INSTRUCTIONS TO FOLLOW:
Pick out the lines below that contain the string "severe" and copy them all.

=======

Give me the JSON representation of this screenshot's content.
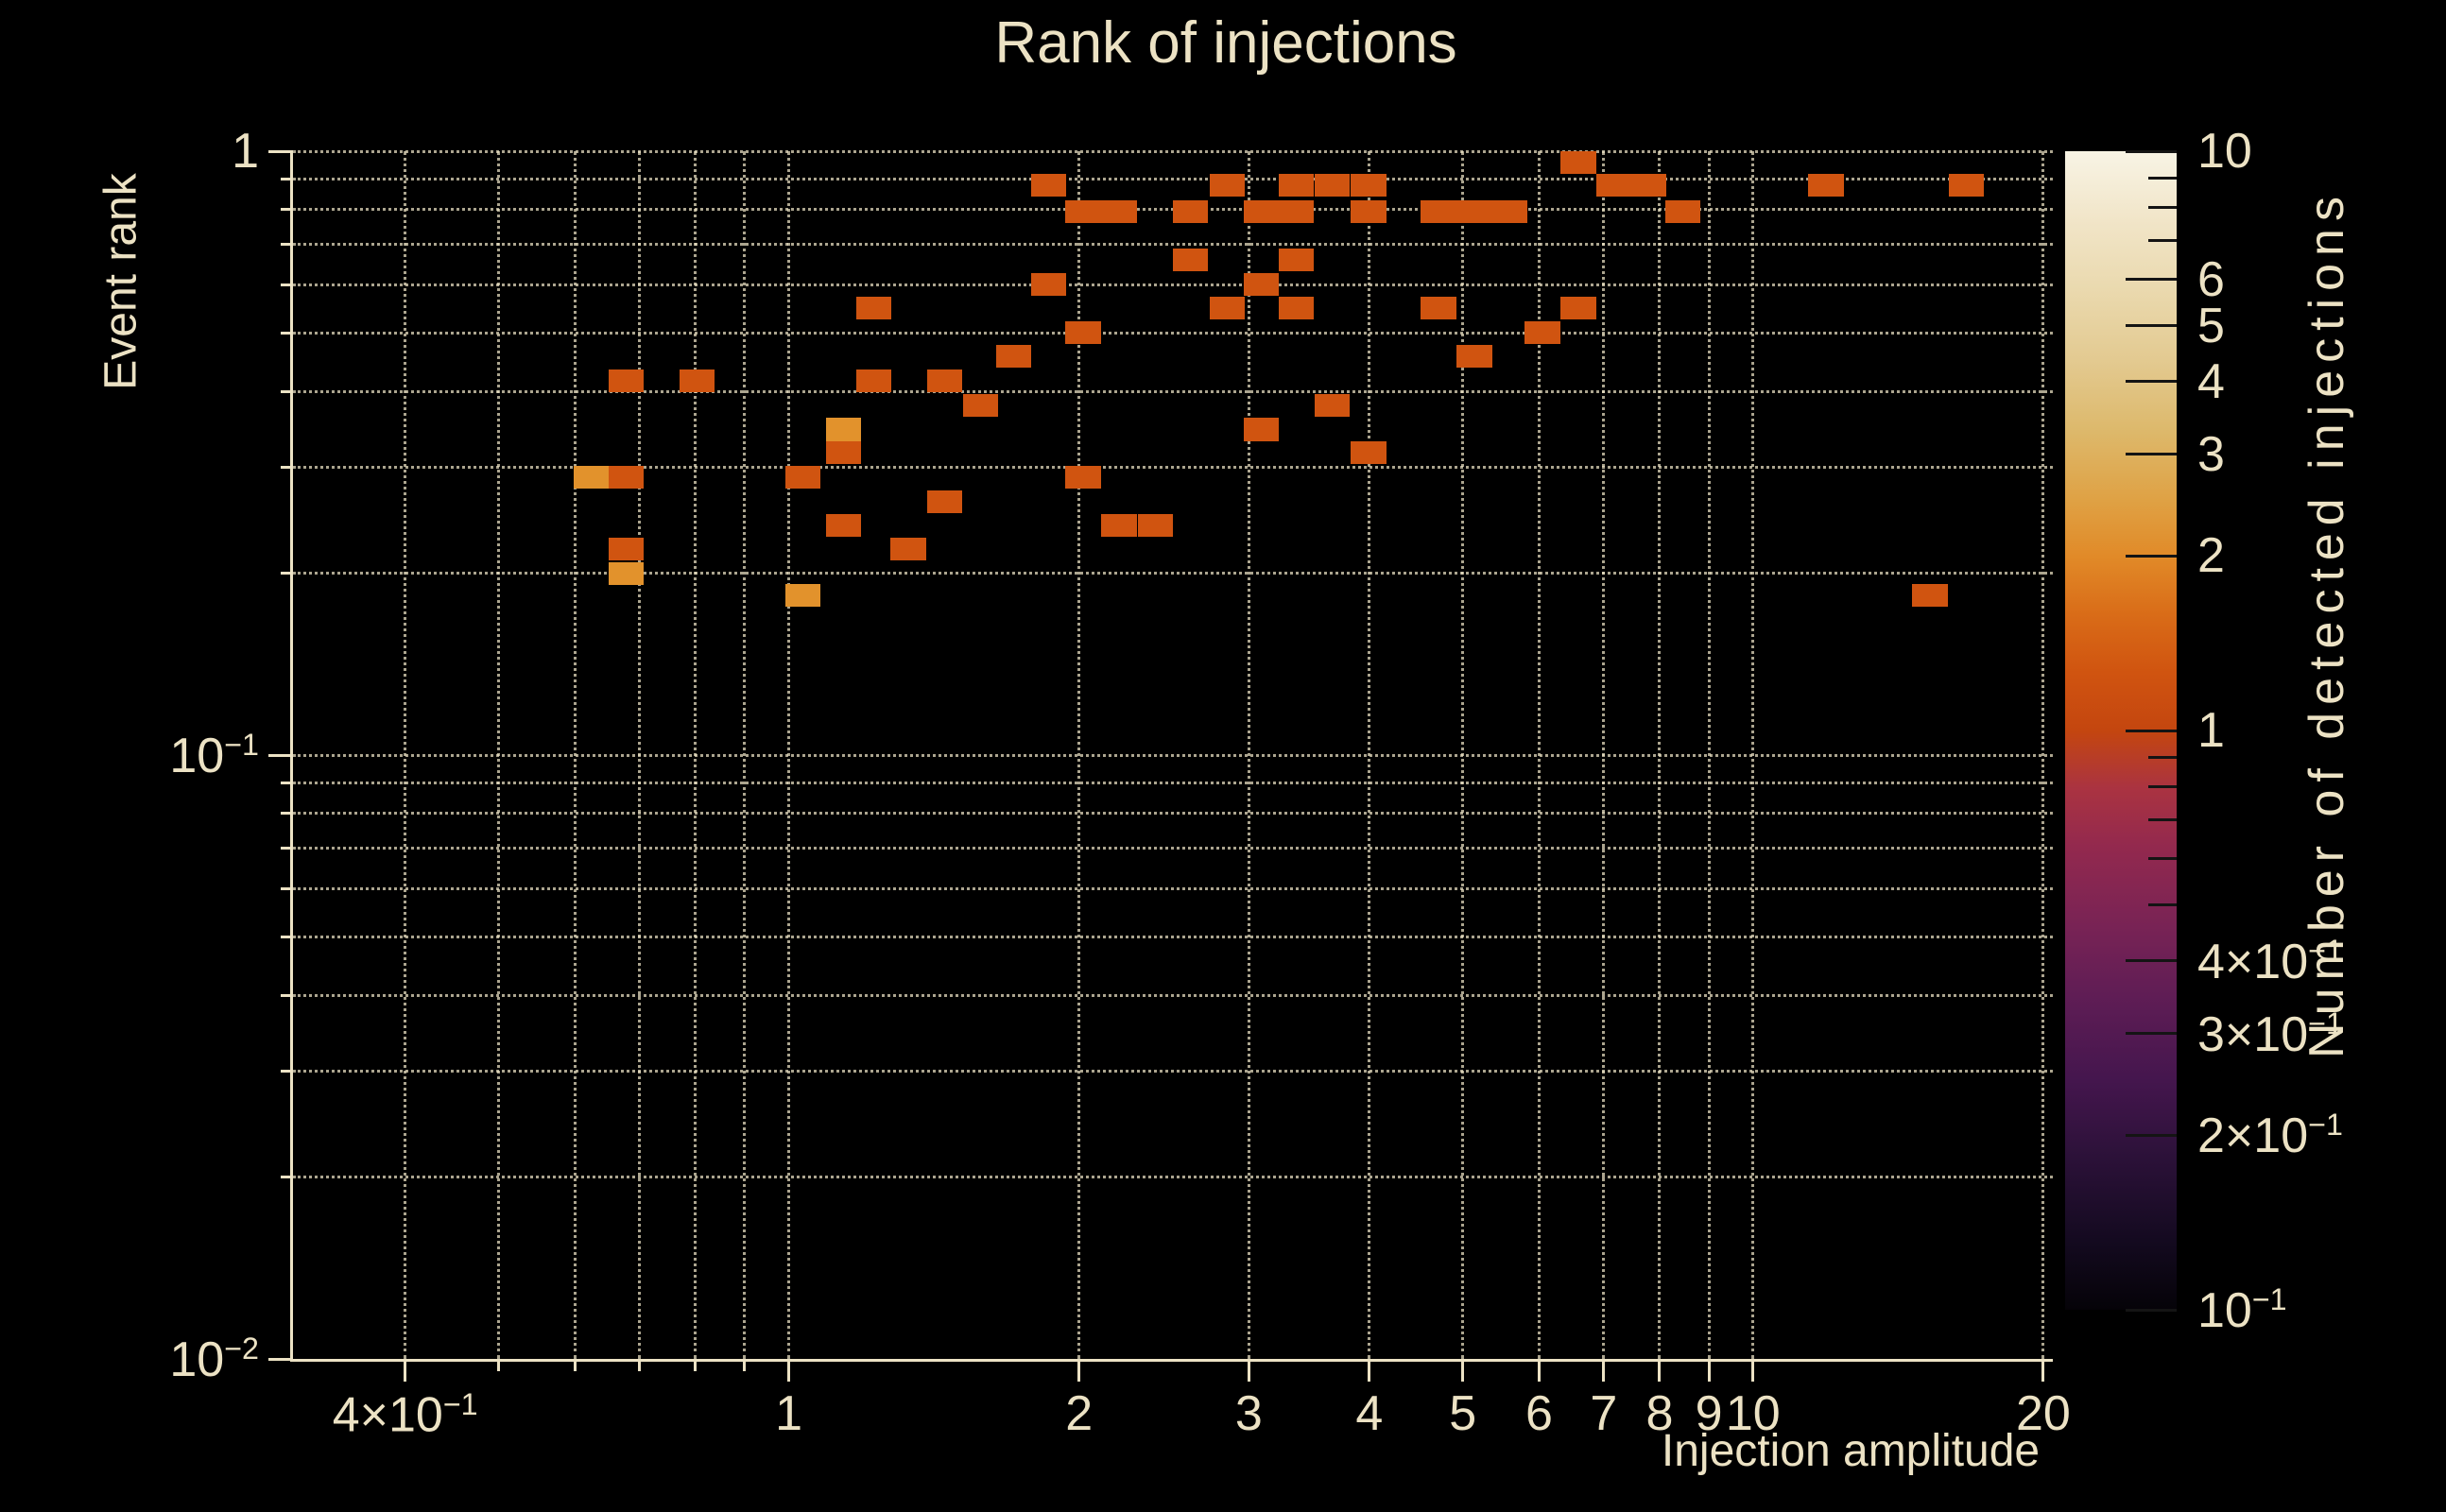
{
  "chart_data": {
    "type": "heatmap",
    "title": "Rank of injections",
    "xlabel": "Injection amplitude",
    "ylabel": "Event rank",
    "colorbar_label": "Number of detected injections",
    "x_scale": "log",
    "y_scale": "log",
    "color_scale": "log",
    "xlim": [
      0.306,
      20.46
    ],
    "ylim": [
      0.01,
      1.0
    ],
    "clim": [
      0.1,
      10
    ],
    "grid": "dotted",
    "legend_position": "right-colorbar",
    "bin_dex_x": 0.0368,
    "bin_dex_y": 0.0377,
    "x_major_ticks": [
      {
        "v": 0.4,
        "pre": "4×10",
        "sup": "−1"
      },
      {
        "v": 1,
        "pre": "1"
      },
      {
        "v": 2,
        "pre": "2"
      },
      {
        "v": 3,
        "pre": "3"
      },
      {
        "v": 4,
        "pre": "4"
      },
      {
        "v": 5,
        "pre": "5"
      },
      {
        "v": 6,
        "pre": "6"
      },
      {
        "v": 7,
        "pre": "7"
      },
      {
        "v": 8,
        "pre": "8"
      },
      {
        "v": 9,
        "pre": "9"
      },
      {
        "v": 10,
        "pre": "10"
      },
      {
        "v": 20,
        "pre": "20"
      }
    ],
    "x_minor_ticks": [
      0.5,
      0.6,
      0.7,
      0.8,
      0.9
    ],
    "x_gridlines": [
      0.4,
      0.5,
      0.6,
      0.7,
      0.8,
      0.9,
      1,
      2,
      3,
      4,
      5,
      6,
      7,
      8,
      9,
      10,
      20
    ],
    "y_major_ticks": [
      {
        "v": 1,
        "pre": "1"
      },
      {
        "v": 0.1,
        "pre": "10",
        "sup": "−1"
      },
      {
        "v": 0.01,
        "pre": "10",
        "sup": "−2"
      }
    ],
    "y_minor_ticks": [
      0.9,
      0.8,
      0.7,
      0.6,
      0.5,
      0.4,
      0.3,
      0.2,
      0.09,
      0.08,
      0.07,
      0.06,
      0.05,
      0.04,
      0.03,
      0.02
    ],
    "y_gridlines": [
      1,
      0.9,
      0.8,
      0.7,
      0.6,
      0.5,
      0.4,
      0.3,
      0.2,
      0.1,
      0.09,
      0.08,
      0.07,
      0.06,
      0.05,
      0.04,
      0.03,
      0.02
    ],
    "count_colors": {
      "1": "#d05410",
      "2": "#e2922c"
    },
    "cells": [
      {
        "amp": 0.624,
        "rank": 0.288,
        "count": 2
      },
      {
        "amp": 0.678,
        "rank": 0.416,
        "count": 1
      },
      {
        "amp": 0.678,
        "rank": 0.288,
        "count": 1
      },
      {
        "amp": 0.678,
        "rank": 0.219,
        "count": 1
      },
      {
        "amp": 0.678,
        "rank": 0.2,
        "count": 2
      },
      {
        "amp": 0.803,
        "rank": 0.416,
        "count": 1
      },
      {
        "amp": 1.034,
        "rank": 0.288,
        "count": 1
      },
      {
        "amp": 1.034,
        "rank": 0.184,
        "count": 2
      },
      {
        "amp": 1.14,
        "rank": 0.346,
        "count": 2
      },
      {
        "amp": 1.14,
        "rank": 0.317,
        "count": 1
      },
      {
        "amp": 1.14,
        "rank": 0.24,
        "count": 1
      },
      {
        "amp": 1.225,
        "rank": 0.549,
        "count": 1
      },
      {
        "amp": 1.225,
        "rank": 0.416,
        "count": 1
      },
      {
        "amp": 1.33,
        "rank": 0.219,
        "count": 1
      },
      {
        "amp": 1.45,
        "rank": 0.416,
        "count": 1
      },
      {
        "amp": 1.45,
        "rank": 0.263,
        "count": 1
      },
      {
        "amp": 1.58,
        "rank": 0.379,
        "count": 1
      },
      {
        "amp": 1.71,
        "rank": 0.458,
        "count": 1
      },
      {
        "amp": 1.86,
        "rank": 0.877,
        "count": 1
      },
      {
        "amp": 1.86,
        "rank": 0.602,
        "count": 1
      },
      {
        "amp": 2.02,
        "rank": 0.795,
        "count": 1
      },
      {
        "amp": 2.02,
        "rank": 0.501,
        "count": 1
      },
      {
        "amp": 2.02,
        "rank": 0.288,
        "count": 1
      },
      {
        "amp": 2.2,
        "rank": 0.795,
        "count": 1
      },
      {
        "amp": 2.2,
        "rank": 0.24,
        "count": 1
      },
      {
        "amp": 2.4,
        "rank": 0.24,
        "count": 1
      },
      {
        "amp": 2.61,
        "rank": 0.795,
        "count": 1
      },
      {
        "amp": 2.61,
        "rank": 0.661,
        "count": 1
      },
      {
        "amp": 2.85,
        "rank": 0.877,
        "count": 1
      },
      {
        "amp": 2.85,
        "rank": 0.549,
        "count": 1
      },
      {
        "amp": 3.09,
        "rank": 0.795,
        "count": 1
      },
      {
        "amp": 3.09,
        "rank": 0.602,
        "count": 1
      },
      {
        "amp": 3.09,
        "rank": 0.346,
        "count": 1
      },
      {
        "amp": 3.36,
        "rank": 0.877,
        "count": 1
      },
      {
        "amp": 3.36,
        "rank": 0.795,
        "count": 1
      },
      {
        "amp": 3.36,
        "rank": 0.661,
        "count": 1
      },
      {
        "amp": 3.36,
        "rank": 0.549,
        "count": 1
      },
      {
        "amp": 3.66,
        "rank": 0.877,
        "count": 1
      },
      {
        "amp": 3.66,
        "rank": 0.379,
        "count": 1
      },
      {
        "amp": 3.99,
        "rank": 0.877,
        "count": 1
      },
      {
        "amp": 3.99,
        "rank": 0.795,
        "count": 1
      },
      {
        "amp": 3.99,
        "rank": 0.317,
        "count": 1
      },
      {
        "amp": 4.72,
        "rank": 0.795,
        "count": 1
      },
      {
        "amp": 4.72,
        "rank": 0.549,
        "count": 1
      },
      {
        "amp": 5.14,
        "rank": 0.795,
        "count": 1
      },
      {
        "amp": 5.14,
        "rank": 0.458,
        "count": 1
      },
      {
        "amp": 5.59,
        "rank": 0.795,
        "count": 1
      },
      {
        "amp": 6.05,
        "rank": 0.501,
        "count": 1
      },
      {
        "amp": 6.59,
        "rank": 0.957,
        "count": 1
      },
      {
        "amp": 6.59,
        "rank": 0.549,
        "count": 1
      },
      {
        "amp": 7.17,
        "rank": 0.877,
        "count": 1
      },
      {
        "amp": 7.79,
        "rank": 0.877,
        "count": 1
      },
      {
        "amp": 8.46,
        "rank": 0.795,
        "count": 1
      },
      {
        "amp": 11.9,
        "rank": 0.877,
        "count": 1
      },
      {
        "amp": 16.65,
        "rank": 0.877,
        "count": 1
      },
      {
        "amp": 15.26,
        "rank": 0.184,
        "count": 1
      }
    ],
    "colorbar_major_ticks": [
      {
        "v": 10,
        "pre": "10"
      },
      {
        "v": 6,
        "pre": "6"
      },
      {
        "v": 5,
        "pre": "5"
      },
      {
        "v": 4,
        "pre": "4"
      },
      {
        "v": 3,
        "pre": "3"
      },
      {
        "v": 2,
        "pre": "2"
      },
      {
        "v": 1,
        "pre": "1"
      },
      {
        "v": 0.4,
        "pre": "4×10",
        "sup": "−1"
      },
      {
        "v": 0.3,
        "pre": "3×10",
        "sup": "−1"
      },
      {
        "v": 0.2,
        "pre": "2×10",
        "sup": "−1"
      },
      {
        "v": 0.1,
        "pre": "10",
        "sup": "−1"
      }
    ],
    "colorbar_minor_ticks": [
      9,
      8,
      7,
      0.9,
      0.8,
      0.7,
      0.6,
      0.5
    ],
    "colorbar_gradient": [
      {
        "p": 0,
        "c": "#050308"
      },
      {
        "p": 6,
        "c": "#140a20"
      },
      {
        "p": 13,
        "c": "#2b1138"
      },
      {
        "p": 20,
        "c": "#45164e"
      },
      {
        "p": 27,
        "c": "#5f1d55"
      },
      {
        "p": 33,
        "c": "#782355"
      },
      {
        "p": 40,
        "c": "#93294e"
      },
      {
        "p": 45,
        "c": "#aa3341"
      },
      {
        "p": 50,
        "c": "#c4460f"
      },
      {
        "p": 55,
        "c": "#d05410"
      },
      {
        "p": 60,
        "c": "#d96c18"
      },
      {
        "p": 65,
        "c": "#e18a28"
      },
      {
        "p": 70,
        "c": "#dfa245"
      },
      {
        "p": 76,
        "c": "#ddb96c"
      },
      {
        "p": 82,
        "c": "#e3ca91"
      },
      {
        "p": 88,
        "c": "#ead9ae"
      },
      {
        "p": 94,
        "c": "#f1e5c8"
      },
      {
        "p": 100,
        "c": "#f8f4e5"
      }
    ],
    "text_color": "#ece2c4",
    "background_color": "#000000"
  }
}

=======

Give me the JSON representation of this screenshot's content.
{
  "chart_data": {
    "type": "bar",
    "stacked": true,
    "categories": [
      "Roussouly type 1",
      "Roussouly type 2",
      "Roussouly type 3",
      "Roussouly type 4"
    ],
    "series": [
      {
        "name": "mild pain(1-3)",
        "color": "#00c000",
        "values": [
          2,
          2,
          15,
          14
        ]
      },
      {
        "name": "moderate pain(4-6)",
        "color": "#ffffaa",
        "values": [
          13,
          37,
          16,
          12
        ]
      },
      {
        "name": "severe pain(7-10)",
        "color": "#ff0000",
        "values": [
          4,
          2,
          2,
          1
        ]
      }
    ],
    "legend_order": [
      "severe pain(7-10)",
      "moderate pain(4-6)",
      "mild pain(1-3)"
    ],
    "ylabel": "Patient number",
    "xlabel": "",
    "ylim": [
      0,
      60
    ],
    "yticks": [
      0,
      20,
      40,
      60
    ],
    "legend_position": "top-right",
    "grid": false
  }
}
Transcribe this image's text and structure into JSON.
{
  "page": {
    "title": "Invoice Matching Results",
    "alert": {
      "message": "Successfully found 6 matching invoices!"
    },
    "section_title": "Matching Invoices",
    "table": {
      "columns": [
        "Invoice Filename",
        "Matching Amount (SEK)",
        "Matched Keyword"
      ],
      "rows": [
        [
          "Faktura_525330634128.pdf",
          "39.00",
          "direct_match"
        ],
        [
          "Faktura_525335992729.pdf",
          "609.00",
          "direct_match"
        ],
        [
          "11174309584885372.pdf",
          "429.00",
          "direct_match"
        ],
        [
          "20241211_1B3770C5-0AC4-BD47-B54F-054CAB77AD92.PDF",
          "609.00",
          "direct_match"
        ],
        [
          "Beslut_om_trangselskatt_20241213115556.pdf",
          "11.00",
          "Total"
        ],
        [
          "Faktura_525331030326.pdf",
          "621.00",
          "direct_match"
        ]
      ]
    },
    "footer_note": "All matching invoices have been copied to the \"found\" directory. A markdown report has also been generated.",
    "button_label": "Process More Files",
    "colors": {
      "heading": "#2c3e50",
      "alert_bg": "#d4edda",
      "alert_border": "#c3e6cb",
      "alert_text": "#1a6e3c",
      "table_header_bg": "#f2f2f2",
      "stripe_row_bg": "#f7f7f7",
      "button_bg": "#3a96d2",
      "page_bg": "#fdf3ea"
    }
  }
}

=======

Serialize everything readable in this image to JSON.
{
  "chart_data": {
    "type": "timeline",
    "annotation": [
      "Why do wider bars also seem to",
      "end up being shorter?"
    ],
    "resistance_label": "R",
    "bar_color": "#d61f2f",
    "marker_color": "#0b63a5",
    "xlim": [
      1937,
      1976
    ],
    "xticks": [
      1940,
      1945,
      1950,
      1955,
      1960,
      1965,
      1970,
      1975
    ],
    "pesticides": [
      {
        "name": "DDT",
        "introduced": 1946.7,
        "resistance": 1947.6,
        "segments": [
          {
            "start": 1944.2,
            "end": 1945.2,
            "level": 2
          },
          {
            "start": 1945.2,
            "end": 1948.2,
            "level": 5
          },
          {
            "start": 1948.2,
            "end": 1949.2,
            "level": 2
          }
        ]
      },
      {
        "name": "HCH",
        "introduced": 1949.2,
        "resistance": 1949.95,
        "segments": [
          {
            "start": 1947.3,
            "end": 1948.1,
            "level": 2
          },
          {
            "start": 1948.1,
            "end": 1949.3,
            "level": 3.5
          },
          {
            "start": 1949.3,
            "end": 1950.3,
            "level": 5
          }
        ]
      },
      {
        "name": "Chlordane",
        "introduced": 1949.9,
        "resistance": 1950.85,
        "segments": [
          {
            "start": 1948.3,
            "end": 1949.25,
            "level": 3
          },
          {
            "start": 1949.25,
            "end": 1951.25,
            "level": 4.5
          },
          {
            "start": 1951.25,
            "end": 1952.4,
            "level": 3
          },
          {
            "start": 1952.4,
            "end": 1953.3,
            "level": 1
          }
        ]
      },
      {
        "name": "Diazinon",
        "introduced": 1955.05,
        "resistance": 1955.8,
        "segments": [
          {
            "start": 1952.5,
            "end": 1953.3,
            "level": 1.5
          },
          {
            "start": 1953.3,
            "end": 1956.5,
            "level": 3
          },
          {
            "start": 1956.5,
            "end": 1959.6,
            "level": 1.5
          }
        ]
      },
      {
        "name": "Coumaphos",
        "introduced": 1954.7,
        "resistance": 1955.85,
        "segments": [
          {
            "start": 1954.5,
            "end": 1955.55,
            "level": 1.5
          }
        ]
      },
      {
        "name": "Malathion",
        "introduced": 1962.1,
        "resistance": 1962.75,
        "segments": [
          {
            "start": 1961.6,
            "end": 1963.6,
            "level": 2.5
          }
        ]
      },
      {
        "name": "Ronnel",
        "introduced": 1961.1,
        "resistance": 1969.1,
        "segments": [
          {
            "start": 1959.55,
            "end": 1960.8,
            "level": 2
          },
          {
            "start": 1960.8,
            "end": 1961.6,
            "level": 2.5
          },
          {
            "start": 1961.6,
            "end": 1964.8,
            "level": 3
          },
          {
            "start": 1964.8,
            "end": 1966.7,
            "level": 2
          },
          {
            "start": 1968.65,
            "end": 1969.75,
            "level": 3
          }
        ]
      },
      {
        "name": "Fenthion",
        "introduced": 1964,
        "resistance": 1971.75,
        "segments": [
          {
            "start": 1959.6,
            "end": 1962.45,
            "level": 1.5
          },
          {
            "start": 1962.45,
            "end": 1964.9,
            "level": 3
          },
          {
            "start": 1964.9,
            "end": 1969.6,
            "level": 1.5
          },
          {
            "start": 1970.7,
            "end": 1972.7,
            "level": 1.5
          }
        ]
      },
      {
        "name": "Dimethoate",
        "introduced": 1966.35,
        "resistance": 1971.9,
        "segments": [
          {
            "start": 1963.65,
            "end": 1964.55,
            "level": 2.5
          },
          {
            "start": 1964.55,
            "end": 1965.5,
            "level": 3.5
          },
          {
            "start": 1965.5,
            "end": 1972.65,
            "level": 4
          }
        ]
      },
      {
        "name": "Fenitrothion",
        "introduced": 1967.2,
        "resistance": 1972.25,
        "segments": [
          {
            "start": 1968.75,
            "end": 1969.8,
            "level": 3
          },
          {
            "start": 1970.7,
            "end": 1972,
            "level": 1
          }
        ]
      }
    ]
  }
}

=======

ANSWER FOR THIS EXERCISE:
        "name": "severe pain(7-10)",
      "severe pain(7-10)",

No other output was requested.